**EXERCISE DETAILS**
Reproduce all the records that follow, character for character, with nothing added or left out.

**ROWS**
▬▬▬▬▬▬

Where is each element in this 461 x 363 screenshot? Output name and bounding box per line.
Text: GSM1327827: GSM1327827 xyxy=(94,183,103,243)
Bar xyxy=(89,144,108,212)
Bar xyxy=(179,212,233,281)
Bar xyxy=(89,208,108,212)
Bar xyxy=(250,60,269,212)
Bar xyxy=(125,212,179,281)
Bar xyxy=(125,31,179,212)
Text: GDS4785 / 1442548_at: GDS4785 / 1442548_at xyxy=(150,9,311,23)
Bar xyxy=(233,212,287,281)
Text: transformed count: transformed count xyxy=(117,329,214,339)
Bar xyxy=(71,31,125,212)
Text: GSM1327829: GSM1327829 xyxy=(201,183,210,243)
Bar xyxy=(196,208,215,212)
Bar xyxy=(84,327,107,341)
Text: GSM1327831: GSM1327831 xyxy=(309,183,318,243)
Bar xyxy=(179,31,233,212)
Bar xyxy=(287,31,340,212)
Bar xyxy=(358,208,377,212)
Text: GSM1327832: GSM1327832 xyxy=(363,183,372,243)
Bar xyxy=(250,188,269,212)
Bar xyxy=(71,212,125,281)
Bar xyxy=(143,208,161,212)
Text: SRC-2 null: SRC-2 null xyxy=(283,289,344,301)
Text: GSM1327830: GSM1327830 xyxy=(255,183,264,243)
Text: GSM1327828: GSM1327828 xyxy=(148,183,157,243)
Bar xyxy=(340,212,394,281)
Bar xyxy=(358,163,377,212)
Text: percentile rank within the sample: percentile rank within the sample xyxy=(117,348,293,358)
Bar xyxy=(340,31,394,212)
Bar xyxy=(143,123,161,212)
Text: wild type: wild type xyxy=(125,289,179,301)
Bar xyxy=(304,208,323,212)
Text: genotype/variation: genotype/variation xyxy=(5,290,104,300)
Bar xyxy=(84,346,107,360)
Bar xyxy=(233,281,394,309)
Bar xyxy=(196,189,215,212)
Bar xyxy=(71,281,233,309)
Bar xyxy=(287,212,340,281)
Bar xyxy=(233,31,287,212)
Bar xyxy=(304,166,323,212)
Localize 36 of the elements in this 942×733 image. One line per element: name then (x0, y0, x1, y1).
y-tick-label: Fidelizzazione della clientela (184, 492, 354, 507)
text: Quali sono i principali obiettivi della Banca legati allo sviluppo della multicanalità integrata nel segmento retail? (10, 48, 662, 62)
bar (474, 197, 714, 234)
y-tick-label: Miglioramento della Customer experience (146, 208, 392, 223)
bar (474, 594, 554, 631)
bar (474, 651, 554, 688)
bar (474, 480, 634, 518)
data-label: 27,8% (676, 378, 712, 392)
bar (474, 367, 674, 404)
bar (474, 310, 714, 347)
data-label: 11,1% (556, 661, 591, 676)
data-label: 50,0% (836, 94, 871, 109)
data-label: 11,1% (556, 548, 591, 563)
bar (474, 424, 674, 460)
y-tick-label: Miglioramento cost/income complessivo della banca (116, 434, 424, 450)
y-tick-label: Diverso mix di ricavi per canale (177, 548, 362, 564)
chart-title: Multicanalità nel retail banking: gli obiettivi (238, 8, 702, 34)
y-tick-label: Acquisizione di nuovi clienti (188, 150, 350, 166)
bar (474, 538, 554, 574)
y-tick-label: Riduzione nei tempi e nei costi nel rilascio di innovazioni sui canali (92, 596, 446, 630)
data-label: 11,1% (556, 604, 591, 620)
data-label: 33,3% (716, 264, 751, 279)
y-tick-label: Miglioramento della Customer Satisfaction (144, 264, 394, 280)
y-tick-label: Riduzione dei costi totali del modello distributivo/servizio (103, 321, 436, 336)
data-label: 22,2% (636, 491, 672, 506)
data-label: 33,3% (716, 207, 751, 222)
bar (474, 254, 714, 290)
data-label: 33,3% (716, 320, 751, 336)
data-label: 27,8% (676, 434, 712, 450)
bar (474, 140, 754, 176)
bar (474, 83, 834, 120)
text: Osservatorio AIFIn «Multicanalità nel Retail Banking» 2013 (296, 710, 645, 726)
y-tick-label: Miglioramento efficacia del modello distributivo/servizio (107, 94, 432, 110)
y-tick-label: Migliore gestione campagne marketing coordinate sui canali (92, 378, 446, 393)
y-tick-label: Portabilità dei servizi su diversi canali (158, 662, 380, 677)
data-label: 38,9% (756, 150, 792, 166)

▬▬▬▬▬▬

**SOLUTION TO THE EXERCISE**
Where is each element in this 461 x 363 screenshot? Output name and bounding box per line.
Text: GSM1327827: GSM1327827 xyxy=(94,183,103,243)
Bar xyxy=(89,144,108,212)
Bar xyxy=(179,212,233,281)
Bar xyxy=(89,208,108,212)
Bar xyxy=(250,60,269,212)
Bar xyxy=(125,212,179,281)
Bar xyxy=(125,31,179,212)
Text: GDS4785 / 1442548_at: GDS4785 / 1442548_at xyxy=(150,9,311,23)
Bar xyxy=(233,212,287,281)
Text: transformed count: transformed count xyxy=(117,329,214,339)
Bar xyxy=(71,31,125,212)
Text: GSM1327829: GSM1327829 xyxy=(201,183,210,243)
Bar xyxy=(196,208,215,212)
Bar xyxy=(84,327,107,341)
Text: GSM1327831: GSM1327831 xyxy=(309,183,318,243)
Bar xyxy=(179,31,233,212)
Bar xyxy=(287,31,340,212)
Bar xyxy=(358,208,377,212)
Text: GSM1327832: GSM1327832 xyxy=(363,183,372,243)
Bar xyxy=(250,188,269,212)
Bar xyxy=(71,212,125,281)
Bar xyxy=(143,208,161,212)
Text: SRC-2 null: SRC-2 null xyxy=(283,289,344,301)
Text: GSM1327830: GSM1327830 xyxy=(255,183,264,243)
Text: GSM1327828: GSM1327828 xyxy=(148,183,157,243)
Bar xyxy=(340,212,394,281)
Bar xyxy=(358,163,377,212)
Text: percentile rank within the sample: percentile rank within the sample xyxy=(117,348,293,358)
Bar xyxy=(340,31,394,212)
Bar xyxy=(143,123,161,212)
Text: wild type: wild type xyxy=(125,289,179,301)
Bar xyxy=(304,208,323,212)
Text: genotype/variation: genotype/variation xyxy=(5,290,104,300)
Bar xyxy=(84,346,107,360)
Bar xyxy=(233,281,394,309)
Bar xyxy=(196,189,215,212)
Bar xyxy=(71,281,233,309)
Bar xyxy=(287,212,340,281)
Bar xyxy=(233,31,287,212)
Bar xyxy=(304,166,323,212)
Localize 36 of the elements in this 942×733 image. One line per element: name then (x0, y0, x1, y1).
y-tick-label: Fidelizzazione della clientela (184, 492, 354, 507)
text: Quali sono i principali obiettivi della Banca legati allo sviluppo della multicanalità integrata nel segmento retail? (10, 48, 662, 62)
bar (474, 197, 714, 234)
y-tick-label: Miglioramento della Customer experience (146, 208, 392, 223)
bar (474, 594, 554, 631)
bar (474, 651, 554, 688)
bar (474, 480, 634, 518)
data-label: 27,8% (676, 378, 712, 392)
bar (474, 367, 674, 404)
bar (474, 310, 714, 347)
data-label: 11,1% (556, 661, 591, 676)
data-label: 50,0% (836, 94, 871, 109)
data-label: 11,1% (556, 548, 591, 563)
bar (474, 424, 674, 460)
y-tick-label: Miglioramento cost/income complessivo della banca (116, 434, 424, 450)
y-tick-label: Diverso mix di ricavi per canale (177, 548, 362, 564)
chart-title: Multicanalità nel retail banking: gli obiettivi (238, 8, 702, 34)
y-tick-label: Acquisizione di nuovi clienti (188, 150, 350, 166)
bar (474, 538, 554, 574)
y-tick-label: Riduzione nei tempi e nei costi nel rilascio di innovazioni sui canali (92, 596, 446, 630)
data-label: 11,1% (556, 604, 591, 620)
data-label: 33,3% (716, 264, 751, 279)
y-tick-label: Miglioramento della Customer Satisfaction (144, 264, 394, 280)
y-tick-label: Riduzione dei costi totali del modello distributivo/servizio (103, 321, 436, 336)
data-label: 22,2% (636, 491, 672, 506)
data-label: 33,3% (716, 207, 751, 222)
bar (474, 254, 714, 290)
data-label: 33,3% (716, 320, 751, 336)
data-label: 27,8% (676, 434, 712, 450)
bar (474, 140, 754, 176)
bar (474, 83, 834, 120)
text: Osservatorio AIFIn «Multicanalità nel Retail Banking» 2013 (296, 710, 645, 726)
y-tick-label: Miglioramento efficacia del modello distributivo/servizio (107, 94, 432, 110)
y-tick-label: Migliore gestione campagne marketing coordinate sui canali (92, 378, 446, 393)
y-tick-label: Portabilità dei servizi su diversi canali (158, 662, 380, 677)
data-label: 38,9% (756, 150, 792, 166)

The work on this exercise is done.